╭─ Task material

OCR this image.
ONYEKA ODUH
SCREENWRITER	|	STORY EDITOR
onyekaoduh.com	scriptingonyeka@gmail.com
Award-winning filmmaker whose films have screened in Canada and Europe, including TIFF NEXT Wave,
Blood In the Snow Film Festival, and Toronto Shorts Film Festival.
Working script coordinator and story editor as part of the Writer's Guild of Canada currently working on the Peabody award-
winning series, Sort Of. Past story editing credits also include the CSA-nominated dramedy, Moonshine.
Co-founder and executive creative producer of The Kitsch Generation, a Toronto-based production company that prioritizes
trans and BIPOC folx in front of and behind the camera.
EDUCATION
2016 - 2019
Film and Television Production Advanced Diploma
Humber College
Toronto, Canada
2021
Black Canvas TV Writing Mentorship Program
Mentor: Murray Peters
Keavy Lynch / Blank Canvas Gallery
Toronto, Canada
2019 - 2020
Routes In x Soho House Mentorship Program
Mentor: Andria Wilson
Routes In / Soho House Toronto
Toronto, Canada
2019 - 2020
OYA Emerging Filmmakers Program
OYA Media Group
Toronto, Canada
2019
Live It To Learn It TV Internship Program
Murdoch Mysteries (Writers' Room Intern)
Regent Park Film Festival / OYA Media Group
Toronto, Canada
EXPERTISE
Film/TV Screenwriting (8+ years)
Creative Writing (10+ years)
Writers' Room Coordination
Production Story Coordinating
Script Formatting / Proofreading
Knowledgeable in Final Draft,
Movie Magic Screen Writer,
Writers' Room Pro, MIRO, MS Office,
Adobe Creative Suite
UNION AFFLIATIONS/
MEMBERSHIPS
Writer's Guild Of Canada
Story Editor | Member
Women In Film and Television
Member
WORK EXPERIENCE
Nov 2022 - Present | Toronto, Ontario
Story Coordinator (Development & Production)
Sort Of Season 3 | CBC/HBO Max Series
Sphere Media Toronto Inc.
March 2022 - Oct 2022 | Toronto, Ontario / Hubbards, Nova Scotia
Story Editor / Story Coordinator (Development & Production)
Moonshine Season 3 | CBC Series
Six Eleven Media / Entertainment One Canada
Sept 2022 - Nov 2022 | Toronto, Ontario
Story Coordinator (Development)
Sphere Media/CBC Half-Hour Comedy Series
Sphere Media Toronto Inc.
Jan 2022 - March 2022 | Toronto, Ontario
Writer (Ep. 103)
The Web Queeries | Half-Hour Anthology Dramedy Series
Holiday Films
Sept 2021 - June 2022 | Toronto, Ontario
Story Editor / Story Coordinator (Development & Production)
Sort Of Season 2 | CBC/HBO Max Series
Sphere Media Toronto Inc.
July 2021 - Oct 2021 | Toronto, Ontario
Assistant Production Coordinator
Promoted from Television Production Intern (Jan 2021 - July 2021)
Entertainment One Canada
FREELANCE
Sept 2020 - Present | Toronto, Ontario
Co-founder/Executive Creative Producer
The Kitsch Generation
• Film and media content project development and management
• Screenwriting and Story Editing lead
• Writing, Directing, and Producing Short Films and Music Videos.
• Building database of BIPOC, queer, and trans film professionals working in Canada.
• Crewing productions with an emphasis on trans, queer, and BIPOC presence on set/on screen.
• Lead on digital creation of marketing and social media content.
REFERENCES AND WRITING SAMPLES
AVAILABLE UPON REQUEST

╰─

**Your objective**
Go through the listing above and locate each line that holds the word "March". Copy those lines.

**Output for this task**
March 2022 - Oct 2022 | Toronto, Ontario / Hubbards, Nova Scotia
Jan 2022 - March 2022 | Toronto, Ontario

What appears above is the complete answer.